YOUR INSTRUCTIONS: Go through the entries and say how many lines contain the string "Blink". The number is the whole answer.

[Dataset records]
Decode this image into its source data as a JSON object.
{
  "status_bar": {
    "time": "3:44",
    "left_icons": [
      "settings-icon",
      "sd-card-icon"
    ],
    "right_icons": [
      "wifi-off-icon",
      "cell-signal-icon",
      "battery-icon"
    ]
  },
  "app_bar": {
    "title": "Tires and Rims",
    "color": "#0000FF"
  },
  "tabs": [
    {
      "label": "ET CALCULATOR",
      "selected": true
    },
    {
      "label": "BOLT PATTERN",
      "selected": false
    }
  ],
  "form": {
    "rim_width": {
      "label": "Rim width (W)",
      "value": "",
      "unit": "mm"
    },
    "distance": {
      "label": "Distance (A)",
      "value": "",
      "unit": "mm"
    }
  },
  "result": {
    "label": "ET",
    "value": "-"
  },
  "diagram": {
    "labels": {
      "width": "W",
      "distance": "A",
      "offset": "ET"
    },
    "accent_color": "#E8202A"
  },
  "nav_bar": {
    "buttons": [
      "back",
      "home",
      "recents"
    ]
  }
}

--

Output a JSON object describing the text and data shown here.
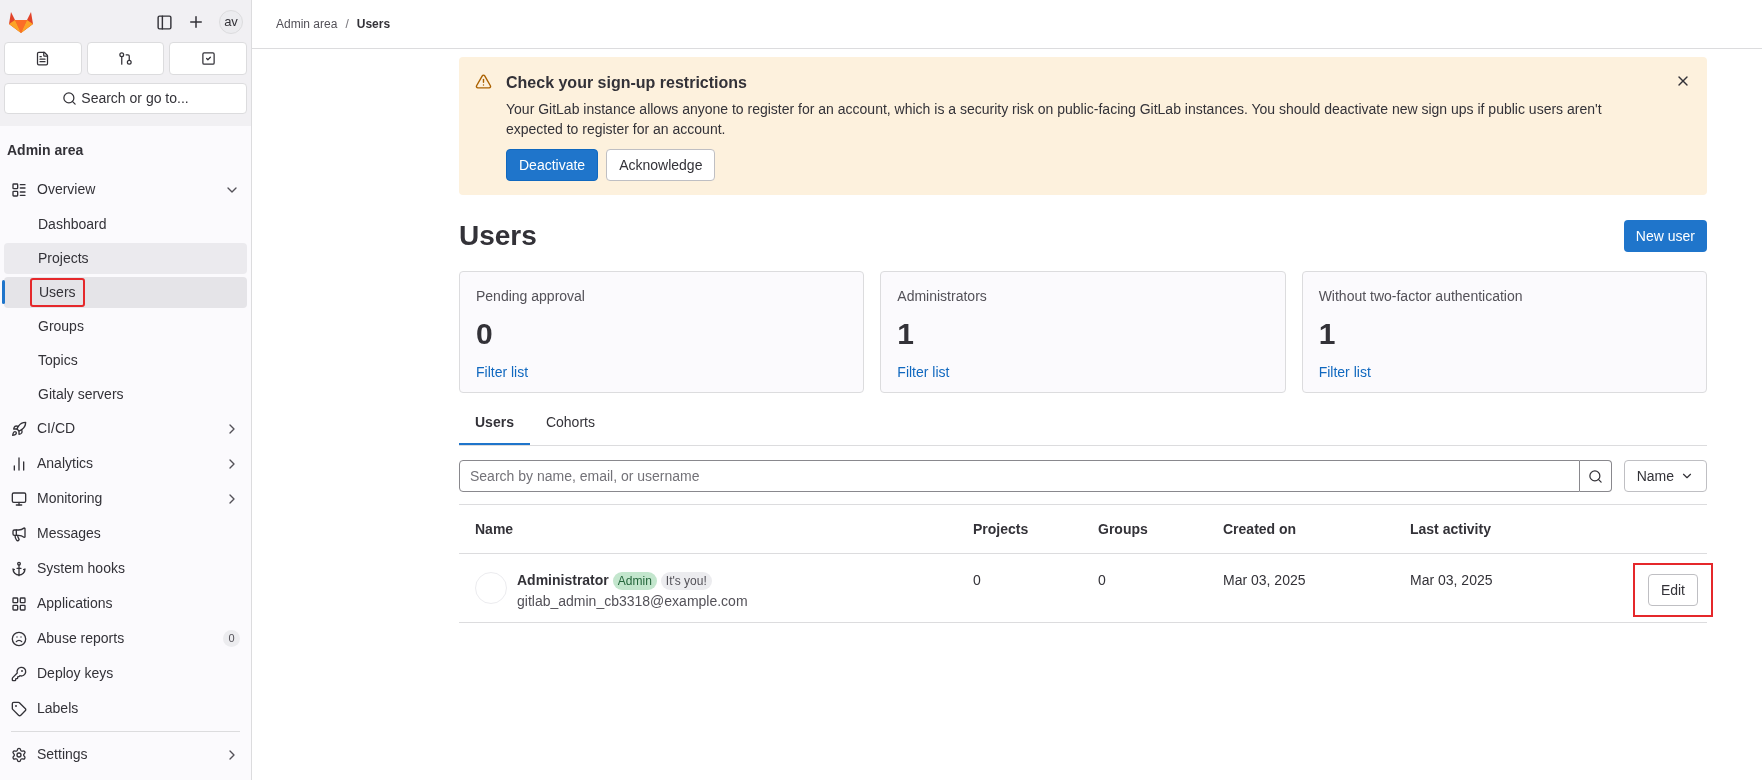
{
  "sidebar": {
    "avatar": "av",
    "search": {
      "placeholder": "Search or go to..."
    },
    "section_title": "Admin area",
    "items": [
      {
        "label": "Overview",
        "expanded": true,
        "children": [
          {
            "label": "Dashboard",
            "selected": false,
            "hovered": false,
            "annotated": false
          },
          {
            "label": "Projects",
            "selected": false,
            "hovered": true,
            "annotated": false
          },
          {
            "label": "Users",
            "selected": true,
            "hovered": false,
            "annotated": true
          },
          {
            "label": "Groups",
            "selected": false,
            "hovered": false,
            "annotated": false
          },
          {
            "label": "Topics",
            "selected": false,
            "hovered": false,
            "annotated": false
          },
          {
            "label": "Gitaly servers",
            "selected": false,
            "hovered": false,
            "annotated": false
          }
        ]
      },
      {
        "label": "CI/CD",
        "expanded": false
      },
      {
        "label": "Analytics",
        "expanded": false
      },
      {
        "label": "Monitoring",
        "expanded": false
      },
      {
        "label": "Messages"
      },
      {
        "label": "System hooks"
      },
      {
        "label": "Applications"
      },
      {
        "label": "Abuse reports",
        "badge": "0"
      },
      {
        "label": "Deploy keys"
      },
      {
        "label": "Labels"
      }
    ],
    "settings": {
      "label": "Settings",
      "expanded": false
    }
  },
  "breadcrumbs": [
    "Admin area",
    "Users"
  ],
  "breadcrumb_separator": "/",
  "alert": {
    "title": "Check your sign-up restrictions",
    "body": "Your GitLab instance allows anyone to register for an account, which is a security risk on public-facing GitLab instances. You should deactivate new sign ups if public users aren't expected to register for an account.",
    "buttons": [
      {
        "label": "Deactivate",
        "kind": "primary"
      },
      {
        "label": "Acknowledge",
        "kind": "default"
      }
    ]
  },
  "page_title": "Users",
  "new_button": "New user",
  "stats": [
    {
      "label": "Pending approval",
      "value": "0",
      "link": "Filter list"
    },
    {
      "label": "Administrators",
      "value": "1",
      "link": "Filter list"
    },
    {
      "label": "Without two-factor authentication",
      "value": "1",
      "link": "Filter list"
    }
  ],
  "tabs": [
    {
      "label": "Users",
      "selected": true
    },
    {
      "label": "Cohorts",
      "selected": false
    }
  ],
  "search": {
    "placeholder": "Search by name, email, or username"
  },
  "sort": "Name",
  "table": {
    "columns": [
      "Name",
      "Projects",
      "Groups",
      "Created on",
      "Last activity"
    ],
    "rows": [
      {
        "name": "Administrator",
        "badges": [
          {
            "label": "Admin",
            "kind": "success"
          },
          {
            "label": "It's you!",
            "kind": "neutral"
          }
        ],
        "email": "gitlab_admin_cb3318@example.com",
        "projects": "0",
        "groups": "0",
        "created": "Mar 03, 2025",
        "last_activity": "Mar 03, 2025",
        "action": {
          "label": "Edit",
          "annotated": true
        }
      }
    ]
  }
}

--

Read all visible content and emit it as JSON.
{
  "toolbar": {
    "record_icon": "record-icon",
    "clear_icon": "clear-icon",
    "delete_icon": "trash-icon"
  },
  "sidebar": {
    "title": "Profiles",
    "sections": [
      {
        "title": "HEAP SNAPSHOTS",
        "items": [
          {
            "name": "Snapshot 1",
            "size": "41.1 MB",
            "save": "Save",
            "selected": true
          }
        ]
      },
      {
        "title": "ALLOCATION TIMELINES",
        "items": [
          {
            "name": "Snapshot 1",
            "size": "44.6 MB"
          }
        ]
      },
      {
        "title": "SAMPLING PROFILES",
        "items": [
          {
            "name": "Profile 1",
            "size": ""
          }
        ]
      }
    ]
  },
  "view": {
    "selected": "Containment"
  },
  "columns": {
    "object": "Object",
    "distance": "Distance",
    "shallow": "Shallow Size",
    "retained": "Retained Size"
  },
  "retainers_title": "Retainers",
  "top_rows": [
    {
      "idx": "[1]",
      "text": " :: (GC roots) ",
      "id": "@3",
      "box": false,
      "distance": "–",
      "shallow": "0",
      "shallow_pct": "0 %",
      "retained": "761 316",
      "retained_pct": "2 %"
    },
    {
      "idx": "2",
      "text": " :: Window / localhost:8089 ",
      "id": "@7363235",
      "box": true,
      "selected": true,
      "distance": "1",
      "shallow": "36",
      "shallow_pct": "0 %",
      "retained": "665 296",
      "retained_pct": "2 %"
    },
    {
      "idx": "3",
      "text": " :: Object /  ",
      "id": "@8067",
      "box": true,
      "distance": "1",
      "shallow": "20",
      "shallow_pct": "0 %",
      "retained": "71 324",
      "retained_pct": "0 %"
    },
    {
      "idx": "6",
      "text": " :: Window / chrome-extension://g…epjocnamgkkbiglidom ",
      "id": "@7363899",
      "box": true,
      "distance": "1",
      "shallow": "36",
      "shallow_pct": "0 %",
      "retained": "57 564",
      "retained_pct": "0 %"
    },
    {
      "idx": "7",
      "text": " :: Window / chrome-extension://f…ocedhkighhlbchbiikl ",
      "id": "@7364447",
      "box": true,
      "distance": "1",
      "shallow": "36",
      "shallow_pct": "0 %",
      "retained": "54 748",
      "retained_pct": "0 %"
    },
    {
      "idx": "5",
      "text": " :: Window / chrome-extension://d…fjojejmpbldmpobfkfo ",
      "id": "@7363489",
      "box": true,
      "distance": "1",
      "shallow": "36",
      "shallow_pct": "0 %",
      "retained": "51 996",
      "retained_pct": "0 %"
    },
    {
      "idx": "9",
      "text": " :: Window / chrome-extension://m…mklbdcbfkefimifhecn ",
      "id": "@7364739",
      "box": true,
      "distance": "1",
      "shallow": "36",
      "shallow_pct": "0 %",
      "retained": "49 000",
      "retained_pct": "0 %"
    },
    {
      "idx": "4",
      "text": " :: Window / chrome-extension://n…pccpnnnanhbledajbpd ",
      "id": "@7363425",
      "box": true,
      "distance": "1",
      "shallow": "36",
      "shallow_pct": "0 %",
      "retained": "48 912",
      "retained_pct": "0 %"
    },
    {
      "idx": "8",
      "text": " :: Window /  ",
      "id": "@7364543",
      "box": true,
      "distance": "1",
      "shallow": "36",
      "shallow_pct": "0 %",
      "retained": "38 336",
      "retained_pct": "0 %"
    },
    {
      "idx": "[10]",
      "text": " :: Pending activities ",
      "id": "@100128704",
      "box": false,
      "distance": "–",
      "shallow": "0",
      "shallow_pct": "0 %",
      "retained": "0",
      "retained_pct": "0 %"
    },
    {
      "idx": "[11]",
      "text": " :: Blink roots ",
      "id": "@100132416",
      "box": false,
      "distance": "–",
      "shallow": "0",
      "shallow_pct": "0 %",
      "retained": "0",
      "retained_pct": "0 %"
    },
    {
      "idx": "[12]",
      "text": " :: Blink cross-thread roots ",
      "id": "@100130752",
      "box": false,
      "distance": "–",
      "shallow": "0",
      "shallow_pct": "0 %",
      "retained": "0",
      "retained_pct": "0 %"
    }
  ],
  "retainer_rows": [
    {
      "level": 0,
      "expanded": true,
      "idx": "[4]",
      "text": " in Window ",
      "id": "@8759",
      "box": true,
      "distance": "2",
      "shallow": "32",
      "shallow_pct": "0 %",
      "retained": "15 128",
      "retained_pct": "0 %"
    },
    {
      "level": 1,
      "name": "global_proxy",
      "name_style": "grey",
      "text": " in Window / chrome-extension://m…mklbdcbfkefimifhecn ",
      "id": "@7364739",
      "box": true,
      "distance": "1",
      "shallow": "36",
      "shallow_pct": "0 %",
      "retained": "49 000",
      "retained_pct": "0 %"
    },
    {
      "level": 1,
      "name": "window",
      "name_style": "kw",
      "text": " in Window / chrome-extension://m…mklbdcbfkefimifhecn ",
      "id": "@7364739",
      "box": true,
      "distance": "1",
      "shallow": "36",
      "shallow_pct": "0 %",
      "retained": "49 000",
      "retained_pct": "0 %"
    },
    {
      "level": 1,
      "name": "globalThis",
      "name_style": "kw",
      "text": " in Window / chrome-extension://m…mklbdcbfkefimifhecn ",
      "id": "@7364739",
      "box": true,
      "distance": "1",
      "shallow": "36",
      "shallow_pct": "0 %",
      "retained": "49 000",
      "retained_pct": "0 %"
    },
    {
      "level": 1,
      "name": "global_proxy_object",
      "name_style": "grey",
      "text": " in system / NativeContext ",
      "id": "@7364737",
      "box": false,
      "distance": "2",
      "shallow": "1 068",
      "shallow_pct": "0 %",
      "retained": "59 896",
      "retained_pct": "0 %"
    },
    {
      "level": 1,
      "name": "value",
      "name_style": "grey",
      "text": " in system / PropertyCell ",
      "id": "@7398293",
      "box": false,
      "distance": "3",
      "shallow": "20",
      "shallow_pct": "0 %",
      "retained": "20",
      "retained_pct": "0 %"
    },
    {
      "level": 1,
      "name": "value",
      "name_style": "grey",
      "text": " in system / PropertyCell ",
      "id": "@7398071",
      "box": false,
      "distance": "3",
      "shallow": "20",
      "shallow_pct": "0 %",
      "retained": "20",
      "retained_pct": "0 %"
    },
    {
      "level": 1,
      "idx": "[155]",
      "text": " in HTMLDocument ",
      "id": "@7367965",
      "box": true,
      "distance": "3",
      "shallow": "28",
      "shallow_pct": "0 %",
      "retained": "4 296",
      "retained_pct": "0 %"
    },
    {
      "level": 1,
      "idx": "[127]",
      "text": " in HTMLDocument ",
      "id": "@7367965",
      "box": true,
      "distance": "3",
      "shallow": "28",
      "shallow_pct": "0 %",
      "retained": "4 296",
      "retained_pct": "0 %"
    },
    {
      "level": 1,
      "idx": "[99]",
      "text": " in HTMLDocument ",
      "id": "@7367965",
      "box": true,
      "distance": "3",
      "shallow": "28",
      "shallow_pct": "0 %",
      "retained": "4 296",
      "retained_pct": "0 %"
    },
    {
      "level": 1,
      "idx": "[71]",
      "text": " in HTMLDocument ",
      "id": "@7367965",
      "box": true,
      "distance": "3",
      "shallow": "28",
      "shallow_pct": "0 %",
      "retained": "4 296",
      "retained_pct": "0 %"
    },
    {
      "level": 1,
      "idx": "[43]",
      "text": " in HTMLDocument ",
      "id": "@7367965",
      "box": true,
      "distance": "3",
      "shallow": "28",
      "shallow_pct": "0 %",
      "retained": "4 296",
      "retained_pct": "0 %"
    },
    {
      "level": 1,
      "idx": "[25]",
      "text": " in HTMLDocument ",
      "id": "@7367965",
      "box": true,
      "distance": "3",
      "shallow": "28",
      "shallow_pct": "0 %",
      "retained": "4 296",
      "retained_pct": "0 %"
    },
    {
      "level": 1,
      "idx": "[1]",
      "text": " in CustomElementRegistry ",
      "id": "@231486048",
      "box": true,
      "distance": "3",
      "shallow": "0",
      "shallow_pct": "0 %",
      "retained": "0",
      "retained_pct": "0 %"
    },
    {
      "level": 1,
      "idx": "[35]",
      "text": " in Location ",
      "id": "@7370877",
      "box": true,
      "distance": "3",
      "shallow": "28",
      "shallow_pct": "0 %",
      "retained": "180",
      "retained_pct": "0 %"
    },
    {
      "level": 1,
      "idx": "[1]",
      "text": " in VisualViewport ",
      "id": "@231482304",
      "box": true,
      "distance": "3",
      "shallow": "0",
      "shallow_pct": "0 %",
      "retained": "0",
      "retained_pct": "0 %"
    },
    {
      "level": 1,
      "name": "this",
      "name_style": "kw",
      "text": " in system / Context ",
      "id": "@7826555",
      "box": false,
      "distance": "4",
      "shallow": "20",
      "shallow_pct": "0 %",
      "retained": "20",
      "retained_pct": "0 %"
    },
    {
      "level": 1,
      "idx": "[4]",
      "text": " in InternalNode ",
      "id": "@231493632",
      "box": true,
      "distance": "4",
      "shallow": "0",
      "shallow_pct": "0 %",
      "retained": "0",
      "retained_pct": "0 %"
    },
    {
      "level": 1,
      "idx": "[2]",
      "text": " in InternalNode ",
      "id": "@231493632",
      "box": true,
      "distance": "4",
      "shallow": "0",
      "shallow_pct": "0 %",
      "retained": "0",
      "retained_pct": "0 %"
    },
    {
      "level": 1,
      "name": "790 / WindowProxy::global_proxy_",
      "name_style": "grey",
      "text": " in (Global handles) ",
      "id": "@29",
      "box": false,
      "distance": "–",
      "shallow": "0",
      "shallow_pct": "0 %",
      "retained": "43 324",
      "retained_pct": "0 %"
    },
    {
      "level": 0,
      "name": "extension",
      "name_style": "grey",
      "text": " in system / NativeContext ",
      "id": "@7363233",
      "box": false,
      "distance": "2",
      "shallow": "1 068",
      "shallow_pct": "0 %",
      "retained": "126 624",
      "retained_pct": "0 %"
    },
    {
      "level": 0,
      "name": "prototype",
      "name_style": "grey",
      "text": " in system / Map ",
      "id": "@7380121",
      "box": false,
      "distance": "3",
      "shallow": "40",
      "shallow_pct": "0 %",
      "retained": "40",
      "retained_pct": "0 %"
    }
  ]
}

THE ANSWER: 2